§ AIM:
All of the lines below are to be printed again exactly; images are excluded from the output.

(Entries taken from a collection)

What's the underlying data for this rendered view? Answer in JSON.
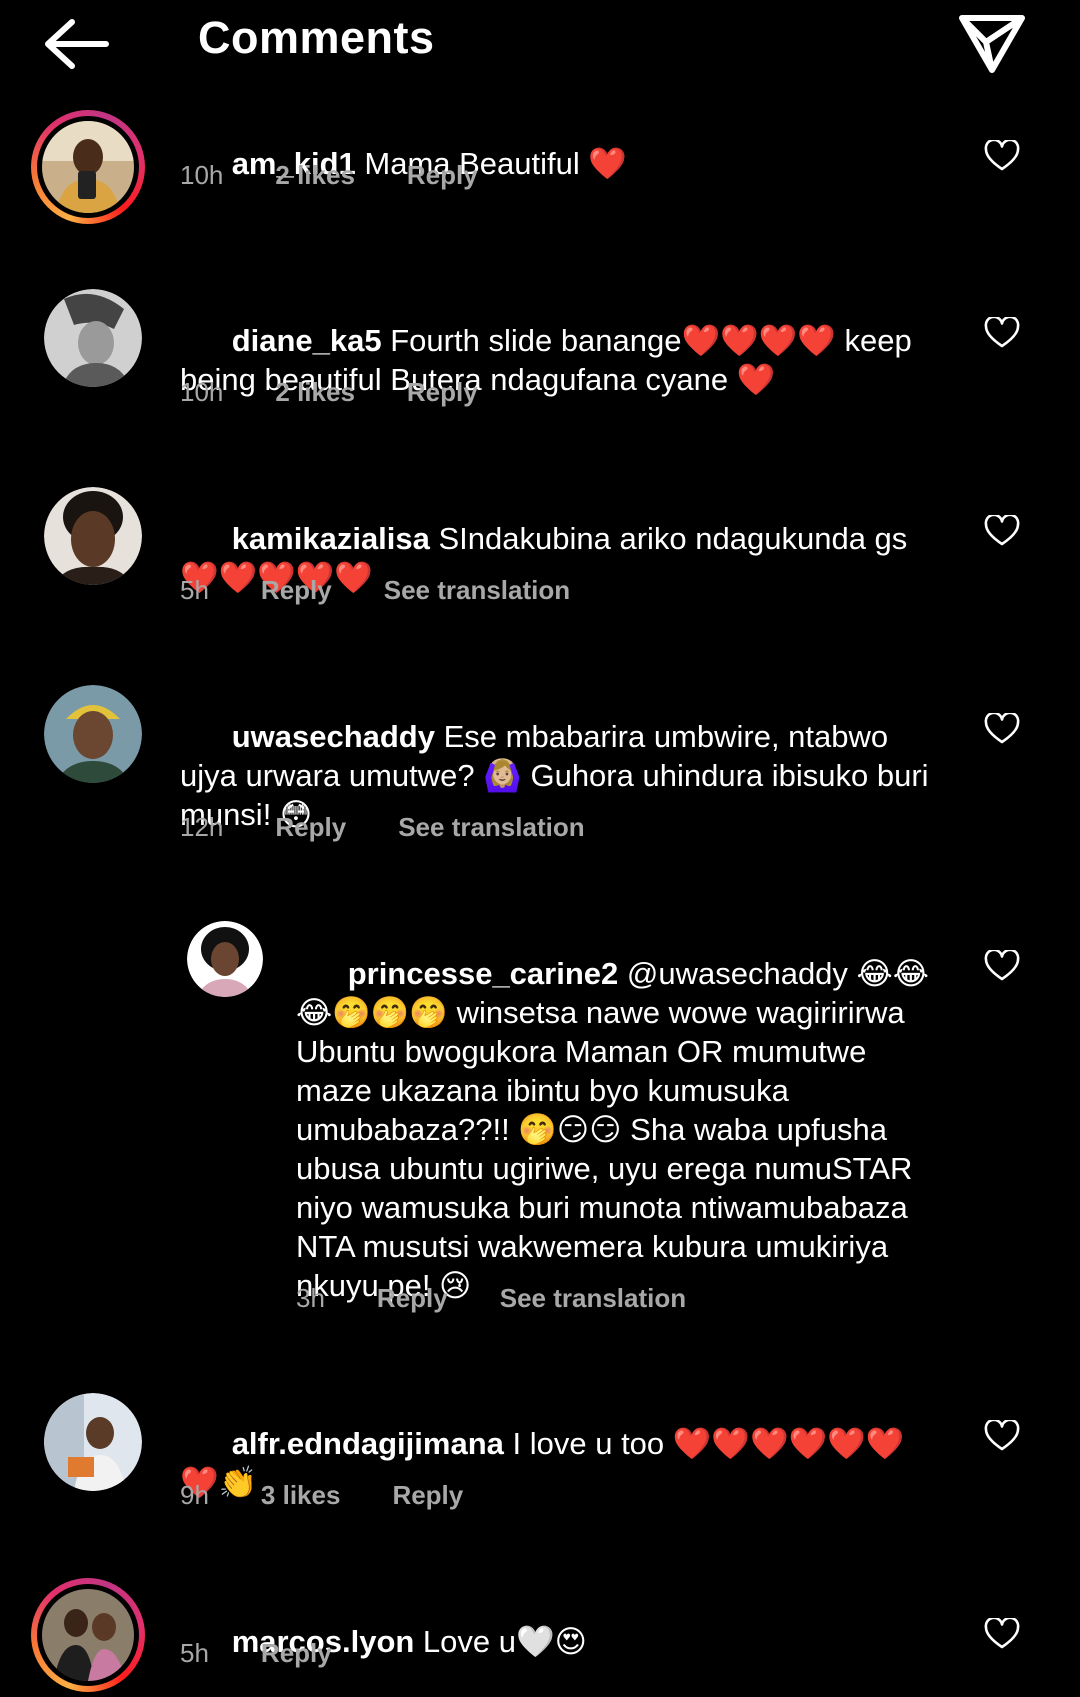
{
  "header": {
    "title": "Comments",
    "back_icon": "arrow-left-icon",
    "send_icon": "paper-plane-icon"
  },
  "labels": {
    "reply": "Reply",
    "see_translation": "See translation"
  },
  "comments": [
    {
      "username": "am_kid1",
      "text": " Mama Beautiful ❤️",
      "time": "10h",
      "likes": "2 likes",
      "story_ring": true
    },
    {
      "username": "diane_ka5",
      "text": " Fourth slide banange❤️❤️❤️❤️ keep being beautiful Butera ndagufana cyane ❤️",
      "time": "10h",
      "likes": "2 likes",
      "story_ring": false
    },
    {
      "username": "kamikazialisa",
      "text": " SIndakubina ariko ndagukunda gs❤️❤️❤️❤️❤️",
      "time": "5h",
      "translation": true,
      "story_ring": false
    },
    {
      "username": "uwasechaddy",
      "text": " Ese mbabarira umbwire, ntabwo ujya urwara umutwe? 🙆🏼‍♀️ Guhora uhindura ibisuko buri munsi! 😳",
      "time": "12h",
      "translation": true,
      "story_ring": false
    },
    {
      "username": "princesse_carine2",
      "text": " @uwasechaddy 😂😂😂🤭🤭🤭 winsetsa nawe wowe wagiririrwa Ubuntu bwogukora Maman OR mumutwe maze ukazana ibintu byo kumusuka umubabaza??!! 🤭😏😏 Sha waba upfusha ubusa ubuntu ugiriwe, uyu erega numuSTAR  niyo wamusuka buri munota ntiwamubabaza NTA musutsi wakwemera kubura umukiriya nkuyu pe! 😢",
      "time": "3h",
      "translation": true,
      "story_ring": false,
      "is_reply": true
    },
    {
      "username": "alfr.edndagijimana",
      "text": " I love u too ❤️❤️❤️❤️❤️❤️❤️👏",
      "time": "9h",
      "likes": "3 likes",
      "story_ring": false
    },
    {
      "username": "marcos.lyon",
      "text": " Love u🤍😍",
      "time": "5h",
      "story_ring": true
    }
  ],
  "colors": {
    "background": "#000000",
    "text": "#ffffff",
    "meta": "#a8a8a8"
  }
}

§ OUTPUT OF THE EXERCISE:
What's the underlying data for this rendered view? Answer in JSON.
{
  "header": {
    "title": "Comments",
    "back_icon": "arrow-left-icon",
    "send_icon": "paper-plane-icon"
  },
  "labels": {
    "reply": "Reply",
    "see_translation": "See translation"
  },
  "comments": [
    {
      "username": "am_kid1",
      "text": " Mama Beautiful ❤️",
      "time": "10h",
      "likes": "2 likes",
      "story_ring": true
    },
    {
      "username": "diane_ka5",
      "text": " Fourth slide banange❤️❤️❤️❤️ keep being beautiful Butera ndagufana cyane ❤️",
      "time": "10h",
      "likes": "2 likes",
      "story_ring": false
    },
    {
      "username": "kamikazialisa",
      "text": " SIndakubina ariko ndagukunda gs❤️❤️❤️❤️❤️",
      "time": "5h",
      "translation": true,
      "story_ring": false
    },
    {
      "username": "uwasechaddy",
      "text": " Ese mbabarira umbwire, ntabwo ujya urwara umutwe? 🙆🏼‍♀️ Guhora uhindura ibisuko buri munsi! 😳",
      "time": "12h",
      "translation": true,
      "story_ring": false
    },
    {
      "username": "princesse_carine2",
      "text": " @uwasechaddy 😂😂😂🤭🤭🤭 winsetsa nawe wowe wagiririrwa Ubuntu bwogukora Maman OR mumutwe maze ukazana ibintu byo kumusuka umubabaza??!! 🤭😏😏 Sha waba upfusha ubusa ubuntu ugiriwe, uyu erega numuSTAR  niyo wamusuka buri munota ntiwamubabaza NTA musutsi wakwemera kubura umukiriya nkuyu pe! 😢",
      "time": "3h",
      "translation": true,
      "story_ring": false,
      "is_reply": true
    },
    {
      "username": "alfr.edndagijimana",
      "text": " I love u too ❤️❤️❤️❤️❤️❤️❤️👏",
      "time": "9h",
      "likes": "3 likes",
      "story_ring": false
    },
    {
      "username": "marcos.lyon",
      "text": " Love u🤍😍",
      "time": "5h",
      "story_ring": true
    }
  ],
  "colors": {
    "background": "#000000",
    "text": "#ffffff",
    "meta": "#a8a8a8"
  }
}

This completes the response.